> [PROBLEM TO SOLVE]: Using the data below, copy every line that contains the word "value".

Entries taken from a collection
---
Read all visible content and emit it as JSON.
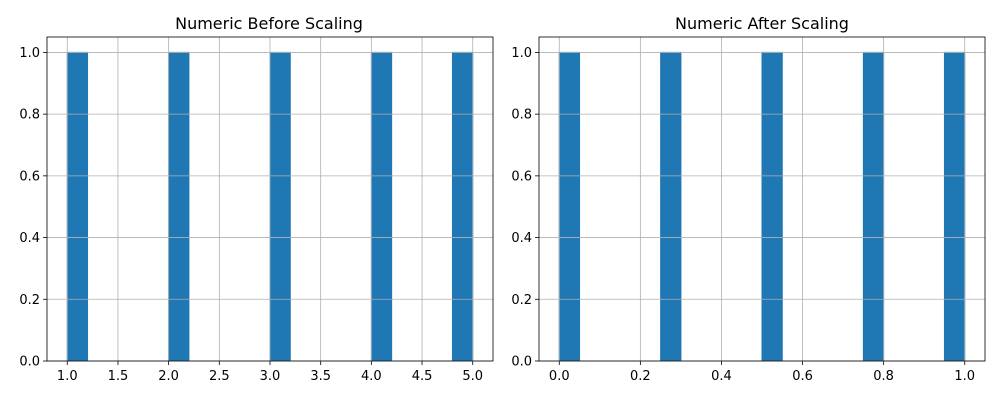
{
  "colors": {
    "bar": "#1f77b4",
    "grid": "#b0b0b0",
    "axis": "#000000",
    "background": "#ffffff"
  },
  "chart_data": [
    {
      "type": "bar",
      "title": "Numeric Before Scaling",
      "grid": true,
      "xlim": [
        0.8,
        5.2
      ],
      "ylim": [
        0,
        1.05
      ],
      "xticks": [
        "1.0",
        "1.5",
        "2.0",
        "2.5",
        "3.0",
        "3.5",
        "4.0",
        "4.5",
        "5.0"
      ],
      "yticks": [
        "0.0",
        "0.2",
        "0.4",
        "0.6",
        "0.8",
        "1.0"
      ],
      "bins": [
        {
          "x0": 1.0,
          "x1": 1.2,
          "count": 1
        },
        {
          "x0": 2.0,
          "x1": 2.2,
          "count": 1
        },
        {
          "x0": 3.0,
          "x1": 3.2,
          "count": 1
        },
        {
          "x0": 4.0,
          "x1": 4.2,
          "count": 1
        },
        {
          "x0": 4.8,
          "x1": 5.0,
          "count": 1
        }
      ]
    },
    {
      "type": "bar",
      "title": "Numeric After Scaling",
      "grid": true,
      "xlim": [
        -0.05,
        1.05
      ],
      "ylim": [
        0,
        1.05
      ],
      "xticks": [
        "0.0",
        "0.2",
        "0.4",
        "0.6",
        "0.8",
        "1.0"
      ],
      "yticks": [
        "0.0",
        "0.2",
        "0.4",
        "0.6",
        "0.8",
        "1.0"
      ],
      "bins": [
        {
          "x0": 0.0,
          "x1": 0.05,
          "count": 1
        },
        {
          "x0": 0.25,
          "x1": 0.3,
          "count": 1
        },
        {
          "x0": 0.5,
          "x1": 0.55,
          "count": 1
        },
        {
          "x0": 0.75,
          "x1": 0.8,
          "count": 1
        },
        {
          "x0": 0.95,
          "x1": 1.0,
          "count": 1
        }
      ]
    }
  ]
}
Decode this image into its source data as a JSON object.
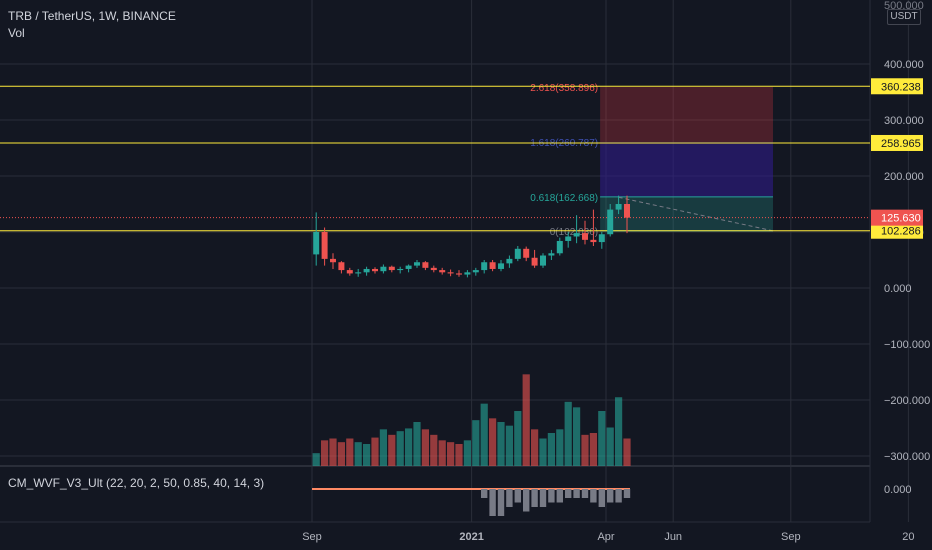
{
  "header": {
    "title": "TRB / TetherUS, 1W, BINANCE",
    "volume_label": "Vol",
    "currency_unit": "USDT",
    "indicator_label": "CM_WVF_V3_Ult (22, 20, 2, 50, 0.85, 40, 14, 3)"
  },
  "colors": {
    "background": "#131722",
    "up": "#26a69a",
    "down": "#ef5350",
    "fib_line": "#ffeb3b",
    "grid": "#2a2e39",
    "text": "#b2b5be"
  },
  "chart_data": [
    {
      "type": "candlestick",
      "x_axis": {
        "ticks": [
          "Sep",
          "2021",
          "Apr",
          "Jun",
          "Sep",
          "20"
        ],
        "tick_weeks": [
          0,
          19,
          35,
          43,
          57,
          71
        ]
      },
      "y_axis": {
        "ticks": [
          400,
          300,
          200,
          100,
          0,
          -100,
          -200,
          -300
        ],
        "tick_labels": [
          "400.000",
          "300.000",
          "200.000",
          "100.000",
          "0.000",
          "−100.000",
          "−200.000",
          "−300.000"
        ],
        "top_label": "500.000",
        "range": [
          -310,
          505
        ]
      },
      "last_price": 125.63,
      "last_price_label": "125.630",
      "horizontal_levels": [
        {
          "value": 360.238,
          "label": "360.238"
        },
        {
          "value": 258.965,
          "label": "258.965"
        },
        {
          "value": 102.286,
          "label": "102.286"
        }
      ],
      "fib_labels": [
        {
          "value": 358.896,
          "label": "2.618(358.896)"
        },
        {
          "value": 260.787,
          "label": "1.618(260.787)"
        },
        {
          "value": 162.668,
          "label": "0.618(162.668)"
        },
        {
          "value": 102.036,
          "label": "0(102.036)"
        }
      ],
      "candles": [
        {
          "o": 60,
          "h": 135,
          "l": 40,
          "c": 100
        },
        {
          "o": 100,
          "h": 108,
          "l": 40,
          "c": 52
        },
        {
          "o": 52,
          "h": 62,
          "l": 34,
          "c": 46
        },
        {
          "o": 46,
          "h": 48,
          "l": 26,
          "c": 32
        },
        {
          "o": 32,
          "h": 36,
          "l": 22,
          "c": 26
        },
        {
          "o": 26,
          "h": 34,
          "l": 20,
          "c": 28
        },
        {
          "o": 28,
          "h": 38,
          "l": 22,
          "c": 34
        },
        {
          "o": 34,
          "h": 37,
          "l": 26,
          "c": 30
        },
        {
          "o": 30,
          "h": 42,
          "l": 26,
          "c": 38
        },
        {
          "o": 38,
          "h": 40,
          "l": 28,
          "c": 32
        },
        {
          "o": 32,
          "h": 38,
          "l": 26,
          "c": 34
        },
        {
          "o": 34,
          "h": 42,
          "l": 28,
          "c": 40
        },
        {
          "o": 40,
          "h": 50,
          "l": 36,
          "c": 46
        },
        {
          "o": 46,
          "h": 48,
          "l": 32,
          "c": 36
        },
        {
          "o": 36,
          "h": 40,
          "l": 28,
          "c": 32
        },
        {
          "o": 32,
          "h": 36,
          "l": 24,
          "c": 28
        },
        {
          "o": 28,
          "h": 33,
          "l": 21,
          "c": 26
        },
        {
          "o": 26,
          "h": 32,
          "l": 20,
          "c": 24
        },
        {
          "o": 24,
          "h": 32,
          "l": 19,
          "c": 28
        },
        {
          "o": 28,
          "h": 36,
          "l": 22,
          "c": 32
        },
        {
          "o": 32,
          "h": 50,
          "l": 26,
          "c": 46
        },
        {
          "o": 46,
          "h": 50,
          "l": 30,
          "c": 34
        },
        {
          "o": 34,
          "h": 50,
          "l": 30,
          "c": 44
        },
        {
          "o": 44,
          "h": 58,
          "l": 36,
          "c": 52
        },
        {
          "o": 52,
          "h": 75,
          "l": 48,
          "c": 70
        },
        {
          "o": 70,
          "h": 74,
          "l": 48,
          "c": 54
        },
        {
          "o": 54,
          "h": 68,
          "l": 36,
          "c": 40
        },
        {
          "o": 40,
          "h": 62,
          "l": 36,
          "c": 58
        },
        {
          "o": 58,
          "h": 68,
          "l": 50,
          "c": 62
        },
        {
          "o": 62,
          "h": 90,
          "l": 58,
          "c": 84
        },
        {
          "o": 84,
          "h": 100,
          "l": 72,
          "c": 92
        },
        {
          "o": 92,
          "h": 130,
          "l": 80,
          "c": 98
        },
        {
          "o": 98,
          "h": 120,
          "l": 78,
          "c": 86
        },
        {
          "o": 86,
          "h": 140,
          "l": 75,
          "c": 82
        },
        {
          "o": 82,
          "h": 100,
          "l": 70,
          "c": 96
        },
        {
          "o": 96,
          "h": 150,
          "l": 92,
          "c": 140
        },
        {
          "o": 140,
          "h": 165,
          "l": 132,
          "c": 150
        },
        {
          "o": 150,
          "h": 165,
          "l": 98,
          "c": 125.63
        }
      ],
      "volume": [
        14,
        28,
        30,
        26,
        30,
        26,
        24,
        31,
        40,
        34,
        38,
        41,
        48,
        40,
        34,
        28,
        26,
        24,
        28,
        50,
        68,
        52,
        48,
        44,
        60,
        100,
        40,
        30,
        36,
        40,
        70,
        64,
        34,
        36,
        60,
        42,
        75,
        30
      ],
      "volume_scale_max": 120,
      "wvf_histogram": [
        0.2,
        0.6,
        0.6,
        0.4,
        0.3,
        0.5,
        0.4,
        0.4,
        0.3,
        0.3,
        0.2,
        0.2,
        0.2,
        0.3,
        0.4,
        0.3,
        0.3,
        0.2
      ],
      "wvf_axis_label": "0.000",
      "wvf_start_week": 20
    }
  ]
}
---
> [SOLUTION TO THIS TASK]:
          "value": 360.238,
          "value": 258.965,
          "value": 102.286,
          "value": 358.896,
          "value": 260.787,
          "value": 162.668,
          "value": 102.036,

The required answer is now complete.